** start of EXERCISE MATERIAL **
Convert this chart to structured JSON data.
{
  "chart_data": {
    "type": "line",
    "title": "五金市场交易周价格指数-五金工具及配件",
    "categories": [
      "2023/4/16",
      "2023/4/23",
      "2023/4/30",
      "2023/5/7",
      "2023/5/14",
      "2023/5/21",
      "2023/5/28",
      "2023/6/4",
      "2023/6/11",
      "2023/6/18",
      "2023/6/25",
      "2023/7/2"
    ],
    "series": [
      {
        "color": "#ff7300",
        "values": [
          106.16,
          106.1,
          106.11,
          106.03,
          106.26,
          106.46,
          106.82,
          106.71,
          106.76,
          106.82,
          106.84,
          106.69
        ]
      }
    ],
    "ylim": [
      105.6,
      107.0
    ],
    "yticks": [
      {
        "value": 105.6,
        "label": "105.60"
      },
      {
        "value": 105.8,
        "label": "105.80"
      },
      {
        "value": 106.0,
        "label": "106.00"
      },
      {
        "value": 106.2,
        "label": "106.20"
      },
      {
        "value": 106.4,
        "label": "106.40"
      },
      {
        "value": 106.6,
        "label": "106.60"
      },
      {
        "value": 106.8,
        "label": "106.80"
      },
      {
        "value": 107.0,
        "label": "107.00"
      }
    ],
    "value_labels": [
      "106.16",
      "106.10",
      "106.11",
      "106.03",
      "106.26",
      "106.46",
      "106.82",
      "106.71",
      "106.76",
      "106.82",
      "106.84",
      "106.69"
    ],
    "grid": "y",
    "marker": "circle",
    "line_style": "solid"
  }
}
** end of EXERCISE MATERIAL **
- [PROBLEM]
Retype the material above, line by line, exactly.

- [RESPONSE BELOW]
Convert this chart to structured JSON data.
{
  "chart_data": {
    "type": "line",
    "title": "五金市场交易周价格指数-五金工具及配件",
    "categories": [
      "2023/4/16",
      "2023/4/23",
      "2023/4/30",
      "2023/5/7",
      "2023/5/14",
      "2023/5/21",
      "2023/5/28",
      "2023/6/4",
      "2023/6/11",
      "2023/6/18",
      "2023/6/25",
      "2023/7/2"
    ],
    "series": [
      {
        "color": "#ff7300",
        "values": [
          106.16,
          106.1,
          106.11,
          106.03,
          106.26,
          106.46,
          106.82,
          106.71,
          106.76,
          106.82,
          106.84,
          106.69
        ]
      }
    ],
    "ylim": [
      105.6,
      107.0
    ],
    "yticks": [
      {
        "value": 105.6,
        "label": "105.60"
      },
      {
        "value": 105.8,
        "label": "105.80"
      },
      {
        "value": 106.0,
        "label": "106.00"
      },
      {
        "value": 106.2,
        "label": "106.20"
      },
      {
        "value": 106.4,
        "label": "106.40"
      },
      {
        "value": 106.6,
        "label": "106.60"
      },
      {
        "value": 106.8,
        "label": "106.80"
      },
      {
        "value": 107.0,
        "label": "107.00"
      }
    ],
    "value_labels": [
      "106.16",
      "106.10",
      "106.11",
      "106.03",
      "106.26",
      "106.46",
      "106.82",
      "106.71",
      "106.76",
      "106.82",
      "106.84",
      "106.69"
    ],
    "grid": "y",
    "marker": "circle",
    "line_style": "solid"
  }
}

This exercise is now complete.